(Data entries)
######

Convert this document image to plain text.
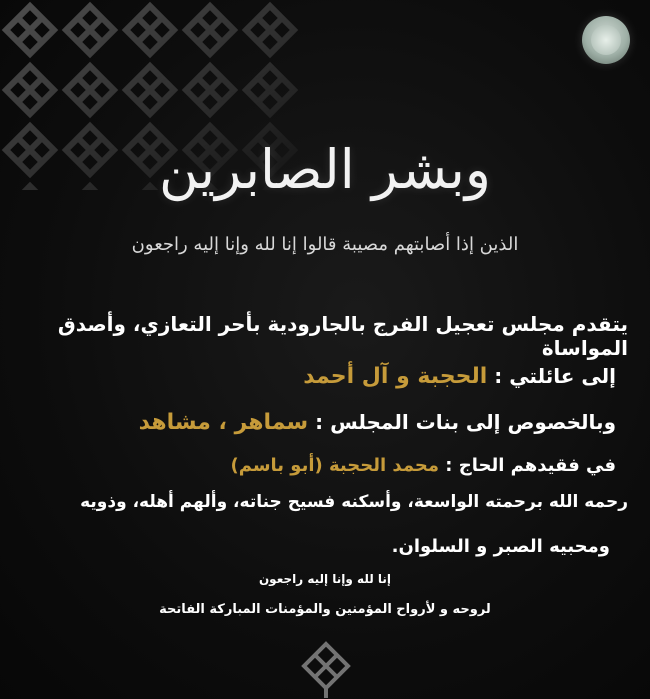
وبشر الصابرين
الذين إذا أصابتهم مصيبة قالوا إنا لله وإنا إليه راجعون
يتقدم مجلس تعجيل الفرج بالجارودية بأحر التعازي، وأصدق المواساة
إلى عائلتي : الحجبة و آل أحمد
وبالخصوص إلى بنات المجلس : سماهر ، مشاهد
في فقيدهم الحاج : محمد الحجبة (أبو باسم)
رحمه الله برحمته الواسعة، وأسكنه فسيح جناته، وألهم أهله، وذويه
ومحبيه الصبر و السلوان.
إنا لله وإنا إليه راجعون
لروحه و لأرواح المؤمنين والمؤمنات المباركة الفاتحة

######

**Objective**:
Leave out the pictures and print each record exactly as it stands.

**The answer**:
Convert this document image to plain text.
وبشر الصابرين
الذين إذا أصابتهم مصيبة قالوا إنا لله وإنا إليه راجعون
يتقدم مجلس تعجيل الفرج بالجارودية بأحر التعازي، وأصدق المواساة
إلى عائلتي : الحجبة و آل أحمد
وبالخصوص إلى بنات المجلس : سماهر ، مشاهد
في فقيدهم الحاج : محمد الحجبة (أبو باسم)
رحمه الله برحمته الواسعة، وأسكنه فسيح جناته، وألهم أهله، وذويه
ومحبيه الصبر و السلوان.
إنا لله وإنا إليه راجعون
لروحه و لأرواح المؤمنين والمؤمنات المباركة الفاتحة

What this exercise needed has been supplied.